What is expected: Find and copy lines holding "niet".

Information shown:
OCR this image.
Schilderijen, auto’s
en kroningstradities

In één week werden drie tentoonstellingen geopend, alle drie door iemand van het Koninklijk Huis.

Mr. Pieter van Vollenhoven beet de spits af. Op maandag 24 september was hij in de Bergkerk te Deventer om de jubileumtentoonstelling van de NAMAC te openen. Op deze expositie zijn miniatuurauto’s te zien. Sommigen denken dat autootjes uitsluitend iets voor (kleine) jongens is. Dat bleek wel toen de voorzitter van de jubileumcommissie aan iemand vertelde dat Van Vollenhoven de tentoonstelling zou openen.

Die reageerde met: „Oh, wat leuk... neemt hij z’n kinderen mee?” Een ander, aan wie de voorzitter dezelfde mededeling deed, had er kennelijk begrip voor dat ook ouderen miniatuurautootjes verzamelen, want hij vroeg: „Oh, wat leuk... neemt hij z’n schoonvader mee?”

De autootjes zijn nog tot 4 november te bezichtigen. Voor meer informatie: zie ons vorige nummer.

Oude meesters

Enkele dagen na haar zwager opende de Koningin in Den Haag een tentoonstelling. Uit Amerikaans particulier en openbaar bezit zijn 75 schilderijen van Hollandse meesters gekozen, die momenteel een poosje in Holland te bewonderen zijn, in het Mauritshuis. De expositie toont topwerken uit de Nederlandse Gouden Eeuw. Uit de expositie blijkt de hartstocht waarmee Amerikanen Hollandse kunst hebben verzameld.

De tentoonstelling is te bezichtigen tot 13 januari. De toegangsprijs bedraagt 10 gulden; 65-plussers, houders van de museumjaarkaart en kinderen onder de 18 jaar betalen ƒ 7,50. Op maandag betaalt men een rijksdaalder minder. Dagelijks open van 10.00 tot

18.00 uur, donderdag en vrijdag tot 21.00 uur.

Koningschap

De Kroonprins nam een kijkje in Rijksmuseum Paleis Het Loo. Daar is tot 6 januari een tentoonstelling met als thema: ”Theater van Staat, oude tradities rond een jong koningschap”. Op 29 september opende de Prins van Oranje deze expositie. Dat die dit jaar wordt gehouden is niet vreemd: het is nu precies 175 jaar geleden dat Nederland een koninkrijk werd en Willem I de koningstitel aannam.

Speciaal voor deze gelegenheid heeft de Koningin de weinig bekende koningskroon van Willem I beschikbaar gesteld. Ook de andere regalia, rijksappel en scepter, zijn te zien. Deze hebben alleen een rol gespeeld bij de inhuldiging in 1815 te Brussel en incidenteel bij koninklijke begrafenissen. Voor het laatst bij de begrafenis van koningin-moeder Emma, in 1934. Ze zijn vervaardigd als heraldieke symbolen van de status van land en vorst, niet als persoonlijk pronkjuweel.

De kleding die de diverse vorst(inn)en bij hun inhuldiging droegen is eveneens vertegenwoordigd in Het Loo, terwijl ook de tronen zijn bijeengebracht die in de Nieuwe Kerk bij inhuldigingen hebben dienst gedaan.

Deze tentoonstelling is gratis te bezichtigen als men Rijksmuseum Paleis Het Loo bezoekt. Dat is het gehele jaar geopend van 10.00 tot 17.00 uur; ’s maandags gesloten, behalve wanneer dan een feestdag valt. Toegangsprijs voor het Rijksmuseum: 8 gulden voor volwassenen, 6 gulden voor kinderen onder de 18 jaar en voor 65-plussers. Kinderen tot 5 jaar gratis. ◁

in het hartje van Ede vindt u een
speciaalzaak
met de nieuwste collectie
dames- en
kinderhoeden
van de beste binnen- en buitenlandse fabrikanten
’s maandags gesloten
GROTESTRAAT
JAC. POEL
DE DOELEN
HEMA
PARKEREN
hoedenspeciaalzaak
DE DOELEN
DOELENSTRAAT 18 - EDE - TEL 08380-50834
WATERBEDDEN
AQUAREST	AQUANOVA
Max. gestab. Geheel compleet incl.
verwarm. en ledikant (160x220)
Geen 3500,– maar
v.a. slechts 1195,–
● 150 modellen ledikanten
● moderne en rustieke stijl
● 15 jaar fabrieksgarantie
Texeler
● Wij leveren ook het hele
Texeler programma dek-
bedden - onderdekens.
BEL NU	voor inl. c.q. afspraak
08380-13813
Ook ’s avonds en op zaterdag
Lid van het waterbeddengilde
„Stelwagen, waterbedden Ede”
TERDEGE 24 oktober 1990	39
* * *
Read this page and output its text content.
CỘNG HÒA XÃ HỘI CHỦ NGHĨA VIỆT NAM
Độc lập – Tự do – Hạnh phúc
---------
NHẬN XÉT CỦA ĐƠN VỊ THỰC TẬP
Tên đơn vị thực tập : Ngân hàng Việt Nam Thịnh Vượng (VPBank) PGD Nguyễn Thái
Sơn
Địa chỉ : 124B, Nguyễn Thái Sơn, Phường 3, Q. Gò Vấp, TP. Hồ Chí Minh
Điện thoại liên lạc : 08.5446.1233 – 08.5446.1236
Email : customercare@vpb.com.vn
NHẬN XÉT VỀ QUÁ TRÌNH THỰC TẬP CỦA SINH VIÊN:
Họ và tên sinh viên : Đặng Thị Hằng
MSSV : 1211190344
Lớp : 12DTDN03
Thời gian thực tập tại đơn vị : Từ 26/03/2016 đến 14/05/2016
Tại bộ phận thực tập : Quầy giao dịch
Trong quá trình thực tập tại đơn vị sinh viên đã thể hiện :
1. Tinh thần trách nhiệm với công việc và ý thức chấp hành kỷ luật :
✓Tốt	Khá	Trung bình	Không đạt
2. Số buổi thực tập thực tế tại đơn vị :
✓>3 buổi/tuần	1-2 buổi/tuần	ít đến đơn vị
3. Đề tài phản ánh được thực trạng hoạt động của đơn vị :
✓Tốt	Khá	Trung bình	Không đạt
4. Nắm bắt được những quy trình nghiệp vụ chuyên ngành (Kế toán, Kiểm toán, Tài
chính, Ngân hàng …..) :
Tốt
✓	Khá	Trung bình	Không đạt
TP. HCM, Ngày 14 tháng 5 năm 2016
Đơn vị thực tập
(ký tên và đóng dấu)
* * *
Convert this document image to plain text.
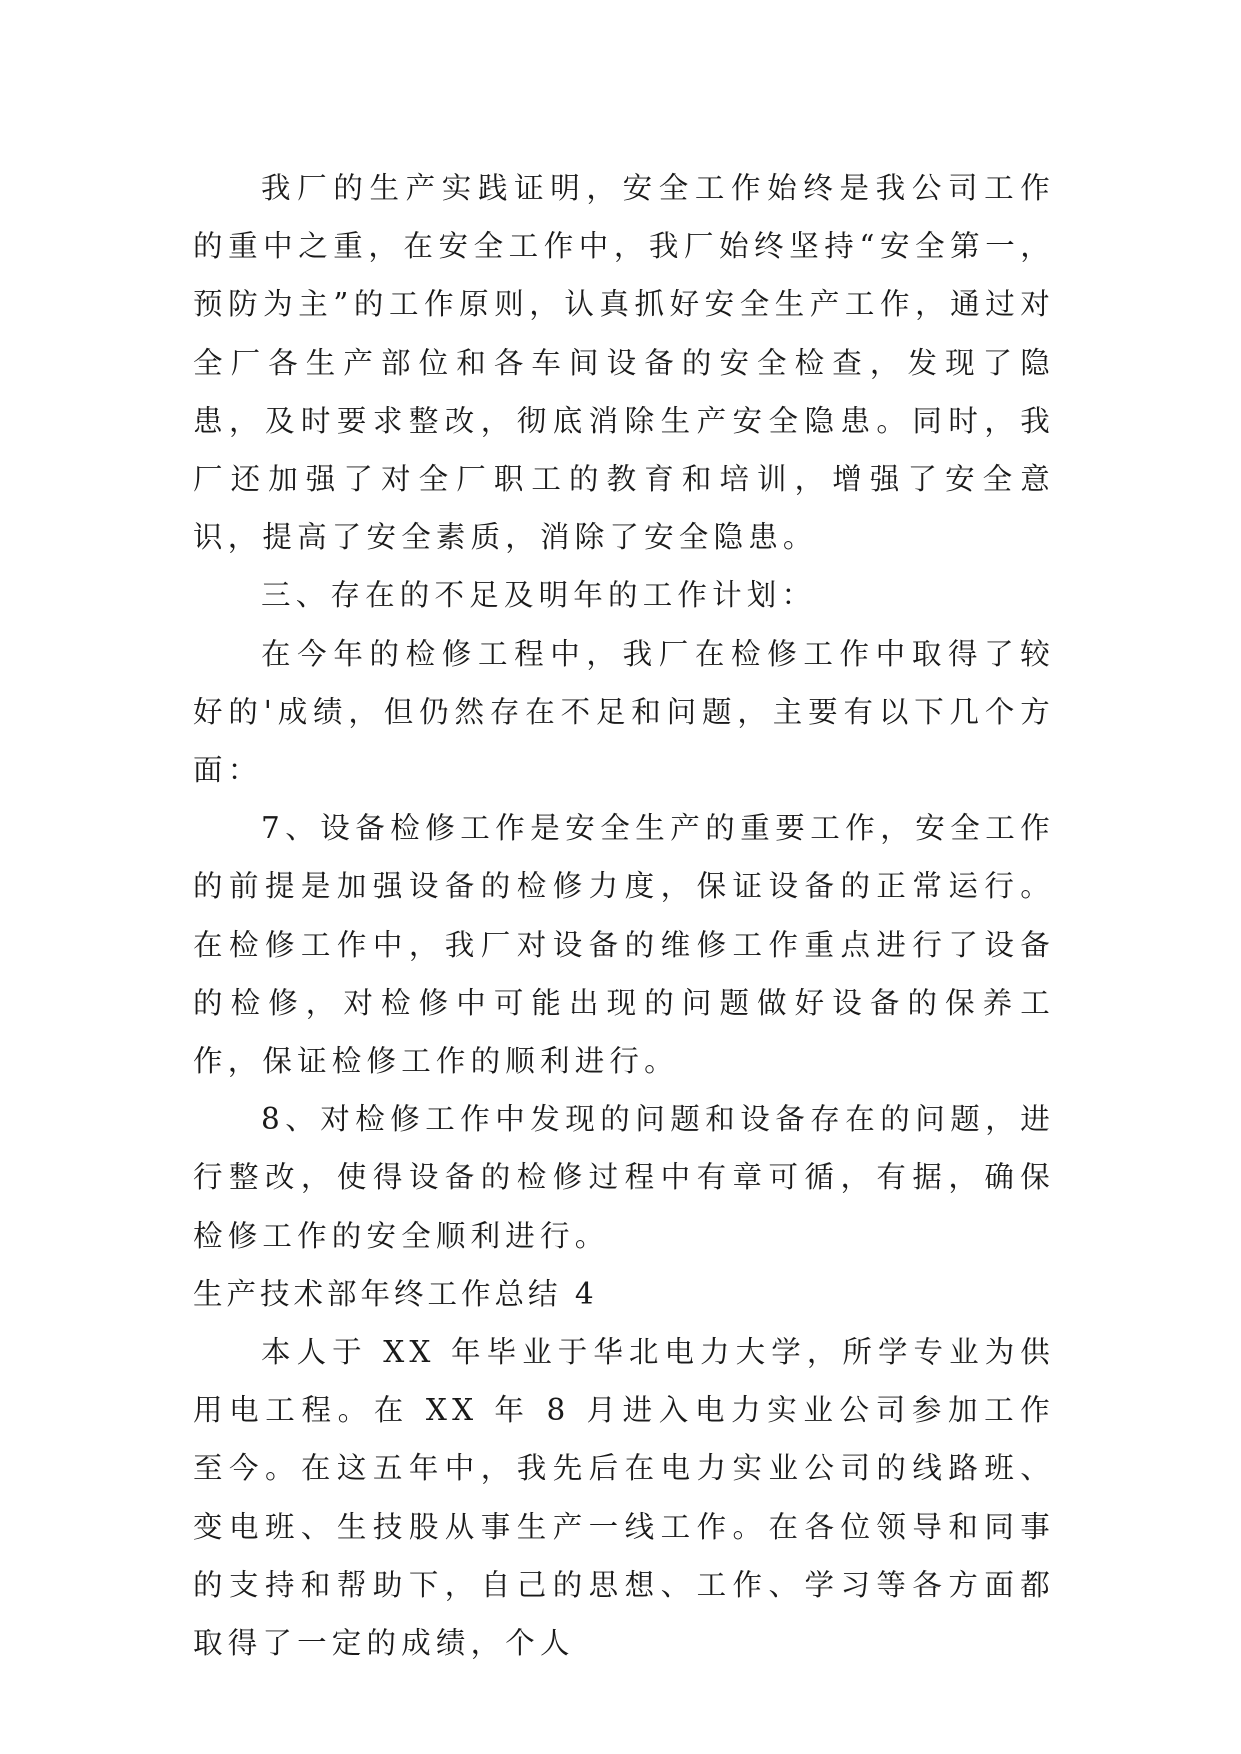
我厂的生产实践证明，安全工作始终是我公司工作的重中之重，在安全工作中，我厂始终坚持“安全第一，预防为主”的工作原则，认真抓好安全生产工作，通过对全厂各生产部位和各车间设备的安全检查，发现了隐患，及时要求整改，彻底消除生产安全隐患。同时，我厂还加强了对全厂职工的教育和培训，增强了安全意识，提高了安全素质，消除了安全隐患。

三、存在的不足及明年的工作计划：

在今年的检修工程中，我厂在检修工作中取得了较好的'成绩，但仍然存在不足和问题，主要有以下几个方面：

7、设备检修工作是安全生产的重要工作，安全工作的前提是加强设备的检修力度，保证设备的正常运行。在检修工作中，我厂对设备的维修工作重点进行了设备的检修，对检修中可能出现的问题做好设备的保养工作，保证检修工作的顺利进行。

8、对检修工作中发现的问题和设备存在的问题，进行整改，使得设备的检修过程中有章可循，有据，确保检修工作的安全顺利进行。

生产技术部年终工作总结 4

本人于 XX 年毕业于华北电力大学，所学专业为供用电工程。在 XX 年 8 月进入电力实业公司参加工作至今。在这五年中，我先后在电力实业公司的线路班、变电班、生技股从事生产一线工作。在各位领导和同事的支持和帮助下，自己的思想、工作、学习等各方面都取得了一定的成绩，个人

Correct answer:
De Kroonprins nam een kijkje in Rijksmuseum Paleis Het Loo. Daar is tot 6 januari een tentoonstelling met als thema: ”Theater van Staat, oude tradities rond een jong koningschap”. Op 29 september opende de Prins van Oranje deze expositie. Dat die dit jaar wordt gehouden is niet vreemd: het is nu precies 175 jaar geleden dat Nederland een koninkrijk werd en Willem I de koningstitel aannam.
Speciaal voor deze gelegenheid heeft de Koningin de weinig bekende koningskroon van Willem I beschikbaar gesteld. Ook de andere regalia, rijksappel en scepter, zijn te zien. Deze hebben alleen een rol gespeeld bij de inhuldiging in 1815 te Brussel en incidenteel bij koninklijke begrafenissen. Voor het laatst bij de begrafenis van koningin-moeder Emma, in 1934. Ze zijn vervaardigd als heraldieke symbolen van de status van land en vorst, niet als persoonlijk pronkjuweel.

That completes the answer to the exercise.